Excerpted data:
- - - - -
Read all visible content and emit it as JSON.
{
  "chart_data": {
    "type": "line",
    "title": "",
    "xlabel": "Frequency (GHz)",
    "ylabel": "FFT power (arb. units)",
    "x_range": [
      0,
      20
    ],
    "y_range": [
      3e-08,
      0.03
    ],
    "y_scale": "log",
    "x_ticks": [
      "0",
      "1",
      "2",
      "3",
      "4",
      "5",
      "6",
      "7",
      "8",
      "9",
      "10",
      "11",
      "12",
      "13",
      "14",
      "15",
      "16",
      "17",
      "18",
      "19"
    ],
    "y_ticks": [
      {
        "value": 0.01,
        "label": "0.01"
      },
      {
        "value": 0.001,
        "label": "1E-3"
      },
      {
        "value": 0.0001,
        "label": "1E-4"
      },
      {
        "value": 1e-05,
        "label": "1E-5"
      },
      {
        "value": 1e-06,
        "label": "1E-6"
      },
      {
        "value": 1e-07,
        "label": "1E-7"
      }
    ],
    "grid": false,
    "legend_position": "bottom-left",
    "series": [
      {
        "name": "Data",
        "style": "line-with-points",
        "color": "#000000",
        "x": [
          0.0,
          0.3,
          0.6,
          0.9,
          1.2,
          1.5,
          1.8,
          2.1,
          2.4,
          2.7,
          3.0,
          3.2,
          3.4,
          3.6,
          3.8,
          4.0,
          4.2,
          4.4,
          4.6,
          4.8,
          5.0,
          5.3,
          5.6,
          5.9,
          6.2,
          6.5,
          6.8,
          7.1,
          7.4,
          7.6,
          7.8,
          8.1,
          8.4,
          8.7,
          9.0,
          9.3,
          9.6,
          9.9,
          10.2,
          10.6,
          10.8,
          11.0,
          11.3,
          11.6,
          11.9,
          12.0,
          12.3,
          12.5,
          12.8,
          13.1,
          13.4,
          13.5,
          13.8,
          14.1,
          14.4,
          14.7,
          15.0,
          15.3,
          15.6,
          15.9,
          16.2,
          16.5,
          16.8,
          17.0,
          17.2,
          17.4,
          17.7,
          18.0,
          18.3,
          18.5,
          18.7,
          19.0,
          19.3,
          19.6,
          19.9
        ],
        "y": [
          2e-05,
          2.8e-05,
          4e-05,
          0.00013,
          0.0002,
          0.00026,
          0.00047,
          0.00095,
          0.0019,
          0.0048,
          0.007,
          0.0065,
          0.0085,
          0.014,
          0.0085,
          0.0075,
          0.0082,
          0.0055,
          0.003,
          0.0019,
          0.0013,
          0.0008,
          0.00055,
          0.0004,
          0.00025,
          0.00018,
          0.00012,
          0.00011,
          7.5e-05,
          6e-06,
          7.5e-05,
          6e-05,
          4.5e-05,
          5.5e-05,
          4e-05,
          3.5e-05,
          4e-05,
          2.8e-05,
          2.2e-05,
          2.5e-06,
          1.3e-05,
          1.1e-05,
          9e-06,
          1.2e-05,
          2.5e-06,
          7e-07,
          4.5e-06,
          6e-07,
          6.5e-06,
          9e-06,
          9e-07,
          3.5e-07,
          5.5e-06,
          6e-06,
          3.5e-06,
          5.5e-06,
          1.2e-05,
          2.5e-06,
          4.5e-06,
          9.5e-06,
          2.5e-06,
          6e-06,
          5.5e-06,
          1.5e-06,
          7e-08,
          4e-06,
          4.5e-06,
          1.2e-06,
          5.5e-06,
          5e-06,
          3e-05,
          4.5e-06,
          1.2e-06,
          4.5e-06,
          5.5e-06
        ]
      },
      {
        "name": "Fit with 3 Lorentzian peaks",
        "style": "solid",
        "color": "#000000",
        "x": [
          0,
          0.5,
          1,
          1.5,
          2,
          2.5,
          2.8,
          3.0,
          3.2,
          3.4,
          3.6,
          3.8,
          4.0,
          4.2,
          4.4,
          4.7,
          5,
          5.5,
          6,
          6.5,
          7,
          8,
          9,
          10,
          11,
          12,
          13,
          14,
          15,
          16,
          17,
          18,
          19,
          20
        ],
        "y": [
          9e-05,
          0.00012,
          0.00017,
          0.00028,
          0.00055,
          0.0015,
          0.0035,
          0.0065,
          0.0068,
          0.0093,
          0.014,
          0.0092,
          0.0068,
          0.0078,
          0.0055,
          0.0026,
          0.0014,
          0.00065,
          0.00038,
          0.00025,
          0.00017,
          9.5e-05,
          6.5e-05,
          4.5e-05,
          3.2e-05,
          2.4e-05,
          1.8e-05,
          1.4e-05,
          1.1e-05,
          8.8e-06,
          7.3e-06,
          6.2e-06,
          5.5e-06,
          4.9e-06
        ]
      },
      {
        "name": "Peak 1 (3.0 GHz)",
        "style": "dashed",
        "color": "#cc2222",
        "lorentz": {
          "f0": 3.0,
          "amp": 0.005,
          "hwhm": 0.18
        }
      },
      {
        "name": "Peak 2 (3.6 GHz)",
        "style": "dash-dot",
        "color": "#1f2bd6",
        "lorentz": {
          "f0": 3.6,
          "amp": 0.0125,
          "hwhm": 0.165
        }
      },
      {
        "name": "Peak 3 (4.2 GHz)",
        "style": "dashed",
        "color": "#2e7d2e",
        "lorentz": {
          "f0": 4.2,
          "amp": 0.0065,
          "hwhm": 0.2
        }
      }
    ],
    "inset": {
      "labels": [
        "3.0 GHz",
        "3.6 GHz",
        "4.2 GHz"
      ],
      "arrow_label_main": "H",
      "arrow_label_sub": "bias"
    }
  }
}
- - - - -
Written instruction: Exactly as written, please output every entry.

Answer to this task:
Read all visible content and emit it as JSON.
{
  "chart_data": {
    "type": "line",
    "title": "",
    "xlabel": "Frequency (GHz)",
    "ylabel": "FFT power (arb. units)",
    "x_range": [
      0,
      20
    ],
    "y_range": [
      3e-08,
      0.03
    ],
    "y_scale": "log",
    "x_ticks": [
      "0",
      "1",
      "2",
      "3",
      "4",
      "5",
      "6",
      "7",
      "8",
      "9",
      "10",
      "11",
      "12",
      "13",
      "14",
      "15",
      "16",
      "17",
      "18",
      "19"
    ],
    "y_ticks": [
      {
        "value": 0.01,
        "label": "0.01"
      },
      {
        "value": 0.001,
        "label": "1E-3"
      },
      {
        "value": 0.0001,
        "label": "1E-4"
      },
      {
        "value": 1e-05,
        "label": "1E-5"
      },
      {
        "value": 1e-06,
        "label": "1E-6"
      },
      {
        "value": 1e-07,
        "label": "1E-7"
      }
    ],
    "grid": false,
    "legend_position": "bottom-left",
    "series": [
      {
        "name": "Data",
        "style": "line-with-points",
        "color": "#000000",
        "x": [
          0.0,
          0.3,
          0.6,
          0.9,
          1.2,
          1.5,
          1.8,
          2.1,
          2.4,
          2.7,
          3.0,
          3.2,
          3.4,
          3.6,
          3.8,
          4.0,
          4.2,
          4.4,
          4.6,
          4.8,
          5.0,
          5.3,
          5.6,
          5.9,
          6.2,
          6.5,
          6.8,
          7.1,
          7.4,
          7.6,
          7.8,
          8.1,
          8.4,
          8.7,
          9.0,
          9.3,
          9.6,
          9.9,
          10.2,
          10.6,
          10.8,
          11.0,
          11.3,
          11.6,
          11.9,
          12.0,
          12.3,
          12.5,
          12.8,
          13.1,
          13.4,
          13.5,
          13.8,
          14.1,
          14.4,
          14.7,
          15.0,
          15.3,
          15.6,
          15.9,
          16.2,
          16.5,
          16.8,
          17.0,
          17.2,
          17.4,
          17.7,
          18.0,
          18.3,
          18.5,
          18.7,
          19.0,
          19.3,
          19.6,
          19.9
        ],
        "y": [
          2e-05,
          2.8e-05,
          4e-05,
          0.00013,
          0.0002,
          0.00026,
          0.00047,
          0.00095,
          0.0019,
          0.0048,
          0.007,
          0.0065,
          0.0085,
          0.014,
          0.0085,
          0.0075,
          0.0082,
          0.0055,
          0.003,
          0.0019,
          0.0013,
          0.0008,
          0.00055,
          0.0004,
          0.00025,
          0.00018,
          0.00012,
          0.00011,
          7.5e-05,
          6e-06,
          7.5e-05,
          6e-05,
          4.5e-05,
          5.5e-05,
          4e-05,
          3.5e-05,
          4e-05,
          2.8e-05,
          2.2e-05,
          2.5e-06,
          1.3e-05,
          1.1e-05,
          9e-06,
          1.2e-05,
          2.5e-06,
          7e-07,
          4.5e-06,
          6e-07,
          6.5e-06,
          9e-06,
          9e-07,
          3.5e-07,
          5.5e-06,
          6e-06,
          3.5e-06,
          5.5e-06,
          1.2e-05,
          2.5e-06,
          4.5e-06,
          9.5e-06,
          2.5e-06,
          6e-06,
          5.5e-06,
          1.5e-06,
          7e-08,
          4e-06,
          4.5e-06,
          1.2e-06,
          5.5e-06,
          5e-06,
          3e-05,
          4.5e-06,
          1.2e-06,
          4.5e-06,
          5.5e-06
        ]
      },
      {
        "name": "Fit with 3 Lorentzian peaks",
        "style": "solid",
        "color": "#000000",
        "x": [
          0,
          0.5,
          1,
          1.5,
          2,
          2.5,
          2.8,
          3.0,
          3.2,
          3.4,
          3.6,
          3.8,
          4.0,
          4.2,
          4.4,
          4.7,
          5,
          5.5,
          6,
          6.5,
          7,
          8,
          9,
          10,
          11,
          12,
          13,
          14,
          15,
          16,
          17,
          18,
          19,
          20
        ],
        "y": [
          9e-05,
          0.00012,
          0.00017,
          0.00028,
          0.00055,
          0.0015,
          0.0035,
          0.0065,
          0.0068,
          0.0093,
          0.014,
          0.0092,
          0.0068,
          0.0078,
          0.0055,
          0.0026,
          0.0014,
          0.00065,
          0.00038,
          0.00025,
          0.00017,
          9.5e-05,
          6.5e-05,
          4.5e-05,
          3.2e-05,
          2.4e-05,
          1.8e-05,
          1.4e-05,
          1.1e-05,
          8.8e-06,
          7.3e-06,
          6.2e-06,
          5.5e-06,
          4.9e-06
        ]
      },
      {
        "name": "Peak 1 (3.0 GHz)",
        "style": "dashed",
        "color": "#cc2222",
        "lorentz": {
          "f0": 3.0,
          "amp": 0.005,
          "hwhm": 0.18
        }
      },
      {
        "name": "Peak 2 (3.6 GHz)",
        "style": "dash-dot",
        "color": "#1f2bd6",
        "lorentz": {
          "f0": 3.6,
          "amp": 0.0125,
          "hwhm": 0.165
        }
      },
      {
        "name": "Peak 3 (4.2 GHz)",
        "style": "dashed",
        "color": "#2e7d2e",
        "lorentz": {
          "f0": 4.2,
          "amp": 0.0065,
          "hwhm": 0.2
        }
      }
    ],
    "inset": {
      "labels": [
        "3.0 GHz",
        "3.6 GHz",
        "4.2 GHz"
      ],
      "arrow_label_main": "H",
      "arrow_label_sub": "bias"
    }
  }
}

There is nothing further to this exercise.